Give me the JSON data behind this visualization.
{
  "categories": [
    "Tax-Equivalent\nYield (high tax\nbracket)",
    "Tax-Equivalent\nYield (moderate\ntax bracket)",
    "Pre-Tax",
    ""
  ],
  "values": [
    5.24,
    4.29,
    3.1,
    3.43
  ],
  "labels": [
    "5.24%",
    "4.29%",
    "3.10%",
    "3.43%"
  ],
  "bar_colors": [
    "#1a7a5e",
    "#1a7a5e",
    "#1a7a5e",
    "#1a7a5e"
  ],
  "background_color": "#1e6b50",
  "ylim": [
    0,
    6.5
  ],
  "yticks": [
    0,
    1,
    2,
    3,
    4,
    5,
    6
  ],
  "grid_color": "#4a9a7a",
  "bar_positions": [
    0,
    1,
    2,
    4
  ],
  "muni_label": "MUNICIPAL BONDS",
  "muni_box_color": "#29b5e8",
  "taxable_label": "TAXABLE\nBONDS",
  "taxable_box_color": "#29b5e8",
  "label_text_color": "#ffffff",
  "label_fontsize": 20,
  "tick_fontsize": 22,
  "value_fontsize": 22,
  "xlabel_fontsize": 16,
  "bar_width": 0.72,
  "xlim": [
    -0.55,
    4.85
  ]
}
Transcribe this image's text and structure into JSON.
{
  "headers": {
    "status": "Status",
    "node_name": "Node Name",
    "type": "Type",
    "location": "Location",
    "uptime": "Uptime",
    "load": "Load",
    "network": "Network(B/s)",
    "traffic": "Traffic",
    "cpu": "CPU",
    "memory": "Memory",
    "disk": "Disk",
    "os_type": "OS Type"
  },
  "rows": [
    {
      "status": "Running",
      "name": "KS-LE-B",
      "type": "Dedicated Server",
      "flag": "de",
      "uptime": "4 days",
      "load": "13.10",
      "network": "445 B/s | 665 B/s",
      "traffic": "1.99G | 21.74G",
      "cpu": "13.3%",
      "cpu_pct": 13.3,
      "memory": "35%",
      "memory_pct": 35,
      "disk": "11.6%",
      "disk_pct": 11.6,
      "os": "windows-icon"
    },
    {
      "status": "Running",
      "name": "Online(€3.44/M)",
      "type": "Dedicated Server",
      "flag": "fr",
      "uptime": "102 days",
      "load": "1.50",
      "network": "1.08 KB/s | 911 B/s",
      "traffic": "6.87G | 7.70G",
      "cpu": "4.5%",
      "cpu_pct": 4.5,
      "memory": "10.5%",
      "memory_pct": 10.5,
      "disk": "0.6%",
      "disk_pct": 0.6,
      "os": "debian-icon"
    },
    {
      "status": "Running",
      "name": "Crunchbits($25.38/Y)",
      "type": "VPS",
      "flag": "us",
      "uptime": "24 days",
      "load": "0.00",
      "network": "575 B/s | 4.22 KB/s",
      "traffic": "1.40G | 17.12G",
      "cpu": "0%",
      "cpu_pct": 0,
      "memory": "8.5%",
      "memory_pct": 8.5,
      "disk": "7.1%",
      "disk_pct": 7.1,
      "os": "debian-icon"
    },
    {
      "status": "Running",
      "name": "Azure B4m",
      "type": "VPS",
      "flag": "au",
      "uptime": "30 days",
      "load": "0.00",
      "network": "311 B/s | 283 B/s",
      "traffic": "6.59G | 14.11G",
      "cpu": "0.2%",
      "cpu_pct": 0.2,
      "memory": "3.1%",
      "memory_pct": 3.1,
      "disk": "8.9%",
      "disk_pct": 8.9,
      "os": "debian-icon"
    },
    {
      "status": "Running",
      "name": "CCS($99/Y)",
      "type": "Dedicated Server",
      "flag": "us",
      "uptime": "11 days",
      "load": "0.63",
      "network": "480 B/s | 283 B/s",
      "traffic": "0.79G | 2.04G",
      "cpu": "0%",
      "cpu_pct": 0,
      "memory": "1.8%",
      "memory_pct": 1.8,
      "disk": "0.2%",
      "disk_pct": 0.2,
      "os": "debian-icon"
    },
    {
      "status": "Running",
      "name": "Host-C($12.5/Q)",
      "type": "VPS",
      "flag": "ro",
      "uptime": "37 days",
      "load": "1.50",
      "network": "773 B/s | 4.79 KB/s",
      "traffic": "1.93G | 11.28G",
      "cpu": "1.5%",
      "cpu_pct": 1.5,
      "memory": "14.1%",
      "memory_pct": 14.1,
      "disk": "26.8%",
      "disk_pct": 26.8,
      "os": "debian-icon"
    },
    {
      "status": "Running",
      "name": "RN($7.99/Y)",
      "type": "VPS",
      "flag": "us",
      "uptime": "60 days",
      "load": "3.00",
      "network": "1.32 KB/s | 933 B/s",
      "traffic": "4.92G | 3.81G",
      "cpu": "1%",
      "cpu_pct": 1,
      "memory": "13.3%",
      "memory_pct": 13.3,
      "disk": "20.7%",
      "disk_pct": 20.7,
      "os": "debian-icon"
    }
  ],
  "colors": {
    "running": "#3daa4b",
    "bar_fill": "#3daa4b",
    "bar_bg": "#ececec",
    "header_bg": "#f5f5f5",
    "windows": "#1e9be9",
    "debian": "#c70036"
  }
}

■ ■ ■ ■

Stated goal
Retype every entry above, word for word.

In response
Give me the JSON data behind this visualization.
{
  "categories": [
    "Tax-Equivalent\nYield (high tax\nbracket)",
    "Tax-Equivalent\nYield (moderate\ntax bracket)",
    "Pre-Tax",
    ""
  ],
  "values": [
    5.24,
    4.29,
    3.1,
    3.43
  ],
  "labels": [
    "5.24%",
    "4.29%",
    "3.10%",
    "3.43%"
  ],
  "bar_colors": [
    "#1a7a5e",
    "#1a7a5e",
    "#1a7a5e",
    "#1a7a5e"
  ],
  "background_color": "#1e6b50",
  "ylim": [
    0,
    6.5
  ],
  "yticks": [
    0,
    1,
    2,
    3,
    4,
    5,
    6
  ],
  "grid_color": "#4a9a7a",
  "bar_positions": [
    0,
    1,
    2,
    4
  ],
  "muni_label": "MUNICIPAL BONDS",
  "muni_box_color": "#29b5e8",
  "taxable_label": "TAXABLE\nBONDS",
  "taxable_box_color": "#29b5e8",
  "label_text_color": "#ffffff",
  "label_fontsize": 20,
  "tick_fontsize": 22,
  "value_fontsize": 22,
  "xlabel_fontsize": 16,
  "bar_width": 0.72,
  "xlim": [
    -0.55,
    4.85
  ]
}
Transcribe this image's text and structure into JSON.
{
  "headers": {
    "status": "Status",
    "node_name": "Node Name",
    "type": "Type",
    "location": "Location",
    "uptime": "Uptime",
    "load": "Load",
    "network": "Network(B/s)",
    "traffic": "Traffic",
    "cpu": "CPU",
    "memory": "Memory",
    "disk": "Disk",
    "os_type": "OS Type"
  },
  "rows": [
    {
      "status": "Running",
      "name": "KS-LE-B",
      "type": "Dedicated Server",
      "flag": "de",
      "uptime": "4 days",
      "load": "13.10",
      "network": "445 B/s | 665 B/s",
      "traffic": "1.99G | 21.74G",
      "cpu": "13.3%",
      "cpu_pct": 13.3,
      "memory": "35%",
      "memory_pct": 35,
      "disk": "11.6%",
      "disk_pct": 11.6,
      "os": "windows-icon"
    },
    {
      "status": "Running",
      "name": "Online(€3.44/M)",
      "type": "Dedicated Server",
      "flag": "fr",
      "uptime": "102 days",
      "load": "1.50",
      "network": "1.08 KB/s | 911 B/s",
      "traffic": "6.87G | 7.70G",
      "cpu": "4.5%",
      "cpu_pct": 4.5,
      "memory": "10.5%",
      "memory_pct": 10.5,
      "disk": "0.6%",
      "disk_pct": 0.6,
      "os": "debian-icon"
    },
    {
      "status": "Running",
      "name": "Crunchbits($25.38/Y)",
      "type": "VPS",
      "flag": "us",
      "uptime": "24 days",
      "load": "0.00",
      "network": "575 B/s | 4.22 KB/s",
      "traffic": "1.40G | 17.12G",
      "cpu": "0%",
      "cpu_pct": 0,
      "memory": "8.5%",
      "memory_pct": 8.5,
      "disk": "7.1%",
      "disk_pct": 7.1,
      "os": "debian-icon"
    },
    {
      "status": "Running",
      "name": "Azure B4m",
      "type": "VPS",
      "flag": "au",
      "uptime": "30 days",
      "load": "0.00",
      "network": "311 B/s | 283 B/s",
      "traffic": "6.59G | 14.11G",
      "cpu": "0.2%",
      "cpu_pct": 0.2,
      "memory": "3.1%",
      "memory_pct": 3.1,
      "disk": "8.9%",
      "disk_pct": 8.9,
      "os": "debian-icon"
    },
    {
      "status": "Running",
      "name": "CCS($99/Y)",
      "type": "Dedicated Server",
      "flag": "us",
      "uptime": "11 days",
      "load": "0.63",
      "network": "480 B/s | 283 B/s",
      "traffic": "0.79G | 2.04G",
      "cpu": "0%",
      "cpu_pct": 0,
      "memory": "1.8%",
      "memory_pct": 1.8,
      "disk": "0.2%",
      "disk_pct": 0.2,
      "os": "debian-icon"
    },
    {
      "status": "Running",
      "name": "Host-C($12.5/Q)",
      "type": "VPS",
      "flag": "ro",
      "uptime": "37 days",
      "load": "1.50",
      "network": "773 B/s | 4.79 KB/s",
      "traffic": "1.93G | 11.28G",
      "cpu": "1.5%",
      "cpu_pct": 1.5,
      "memory": "14.1%",
      "memory_pct": 14.1,
      "disk": "26.8%",
      "disk_pct": 26.8,
      "os": "debian-icon"
    },
    {
      "status": "Running",
      "name": "RN($7.99/Y)",
      "type": "VPS",
      "flag": "us",
      "uptime": "60 days",
      "load": "3.00",
      "network": "1.32 KB/s | 933 B/s",
      "traffic": "4.92G | 3.81G",
      "cpu": "1%",
      "cpu_pct": 1,
      "memory": "13.3%",
      "memory_pct": 13.3,
      "disk": "20.7%",
      "disk_pct": 20.7,
      "os": "debian-icon"
    }
  ],
  "colors": {
    "running": "#3daa4b",
    "bar_fill": "#3daa4b",
    "bar_bg": "#ececec",
    "header_bg": "#f5f5f5",
    "windows": "#1e9be9",
    "debian": "#c70036"
  }
}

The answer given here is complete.